Written instruction
Give only the number of lines that include the string "دولت".

Material supplied
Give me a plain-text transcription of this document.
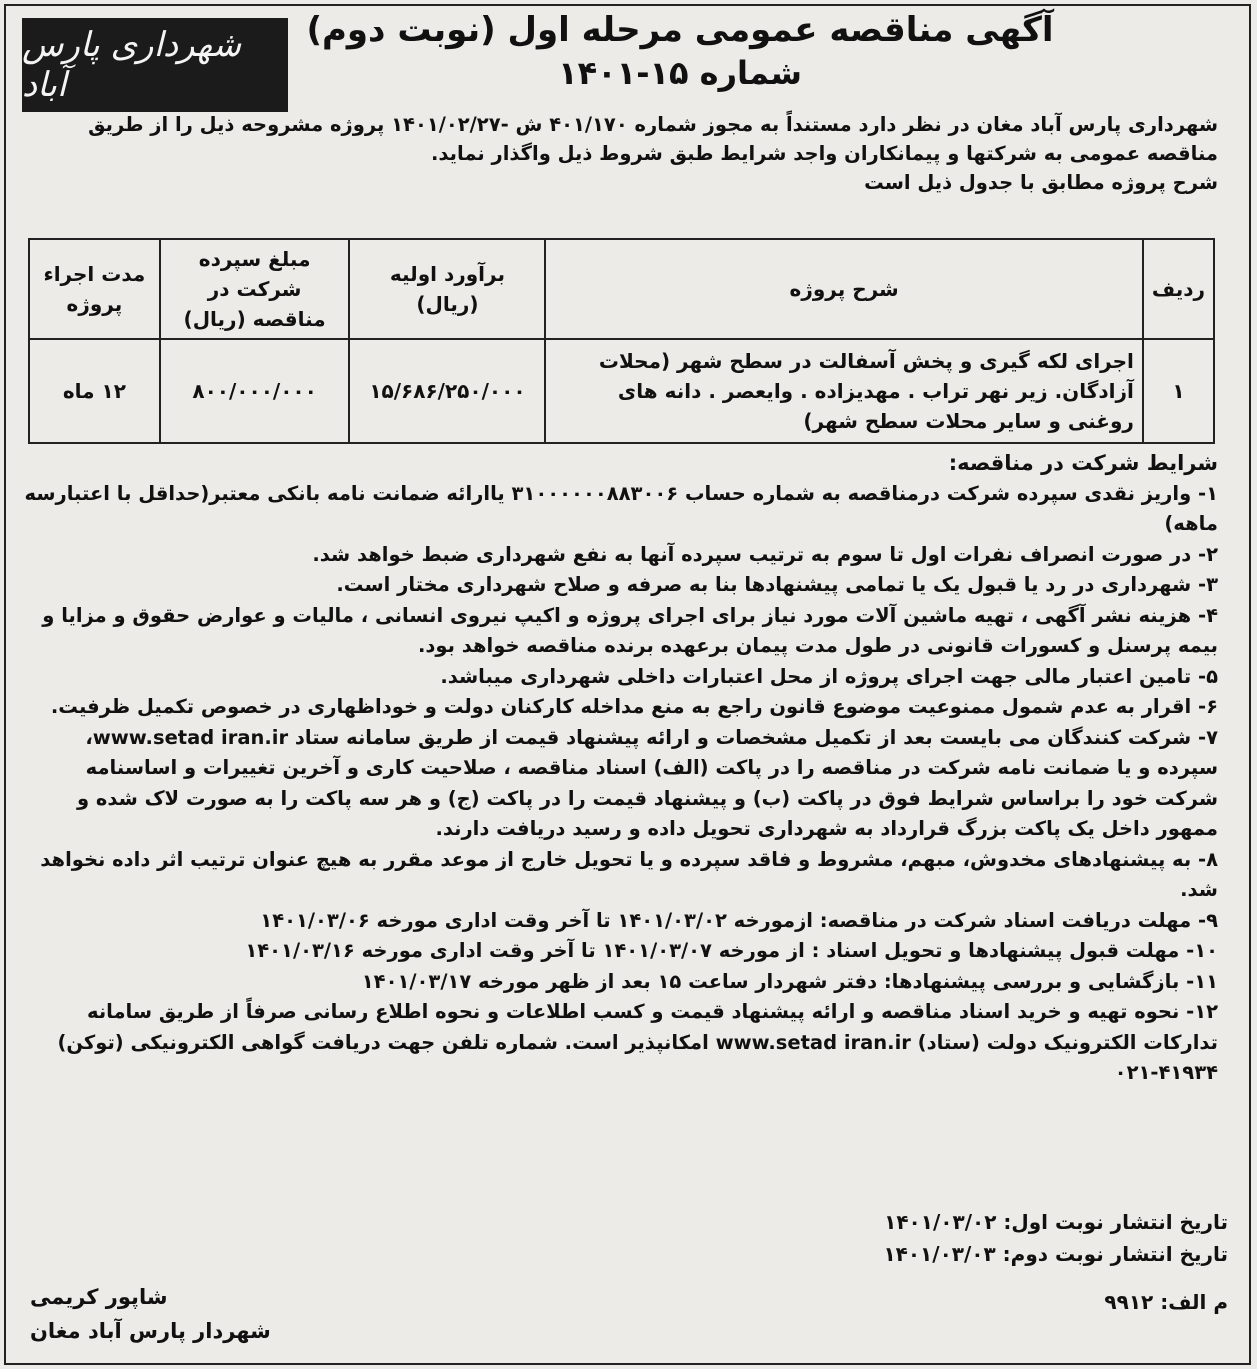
شهرداری پارس آباد
آگهی مناقصه عمومی مرحله اول (نوبت دوم)
شماره ۱۵-۱۴۰۱
شهرداری پارس آباد مغان در نظر دارد مستنداً به مجوز شماره ۴۰۱/۱۷۰ ش -۱۴۰۱/۰۲/۲۷ پروژه مشروحه ذیل را از طریق مناقصه عمومی به شرکتها و پیمانکاران واجد شرایط طبق شروط ذیل واگذار نماید.
شرح پروژه مطابق با جدول ذیل است
ردیف	شرح پروژه	برآورد اولیه (ریال)	مبلغ سپرده شرکت در مناقصه (ریال)	مدت اجراء پروژه
۱	اجرای لکه گیری و پخش آسفالت در سطح شهر (محلات آزادگان. زیر نهر تراب . مهدیزاده . وایعصر . دانه های روغنی و سایر محلات سطح شهر)	۱۵/۶۸۶/۲۵۰/۰۰۰	۸۰۰/۰۰۰/۰۰۰	۱۲ ماه

شرایط شرکت در مناقصه:

۱- واریز نقدی سپرده شرکت درمناقصه به شماره حساب ۳۱۰۰۰۰۰۰۸۸۳۰۰۶ یاارائه ضمانت نامه بانکی معتبر(حداقل با اعتبارسه ماهه)

۲- در صورت انصراف نفرات اول تا سوم به ترتیب سپرده آنها به نفع شهرداری ضبط خواهد شد.

۳- شهرداری در رد یا قبول یک یا تمامی پیشنهادها بنا به صرفه و صلاح شهرداری مختار است.

۴- هزینه نشر آگهی ، تهیه ماشین آلات مورد نیاز برای اجرای پروژه و اکیپ نیروی انسانی ، مالیات و عوارض حقوق و مزایا و بیمه پرسنل و کسورات قانونی در طول مدت پیمان برعهده برنده مناقصه خواهد بود.

۵- تامین اعتبار مالی جهت اجرای پروژه از محل اعتبارات داخلی شهرداری میباشد.

۶- اقرار به عدم شمول ممنوعیت موضوع قانون راجع به منع مداخله کارکنان دولت و خوداظهاری در خصوص تکمیل ظرفیت.

۷- شرکت کنندگان می بایست بعد از تکمیل مشخصات و ارائه پیشنهاد قیمت از طریق سامانه ستاد www.setad iran.ir، سپرده و یا ضمانت نامه شرکت در مناقصه را در پاکت (الف) اسناد مناقصه ، صلاحیت کاری و آخرین تغییرات و اساسنامه شرکت خود را براساس شرایط فوق در پاکت (ب) و پیشنهاد قیمت را در پاکت (ج) و هر سه پاکت را به صورت لاک شده و ممهور داخل یک پاکت بزرگ قرارداد به شهرداری تحویل داده و رسید دریافت دارند.

۸- به پیشنهادهای مخدوش، مبهم، مشروط و فاقد سپرده و یا تحویل خارج از موعد مقرر به هیچ عنوان ترتیب اثر داده نخواهد شد.

۹- مهلت دریافت اسناد شرکت در مناقصه: ازمورخه ۱۴۰۱/۰۳/۰۲ تا آخر وقت اداری مورخه ۱۴۰۱/۰۳/۰۶

۱۰- مهلت قبول پیشنهادها و تحویل اسناد : از مورخه ۱۴۰۱/۰۳/۰۷ تا آخر وقت اداری مورخه ۱۴۰۱/۰۳/۱۶

۱۱- بازگشایی و بررسی پیشنهادها: دفتر شهردار ساعت ۱۵ بعد از ظهر مورخه ۱۴۰۱/۰۳/۱۷

۱۲- نحوه تهیه و خرید اسناد مناقصه و ارائه پیشنهاد قیمت و کسب اطلاعات و نحوه اطلاع رسانی صرفاً از طریق سامانه تدارکات الکترونیک دولت (ستاد) www.setad iran.ir امکانپذیر است. شماره تلفن جهت دریافت گواهی الکترونیکی (توکن) ۴۱۹۳۴-۰۲۱

تاریخ انتشار نوبت اول: ۱۴۰۱/۰۳/۰۲

تاریخ انتشار نوبت دوم: ۱۴۰۱/۰۳/۰۳

م الف: ۹۹۱۲

شاپور کریمی

شهردار پارس آباد مغان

Response
2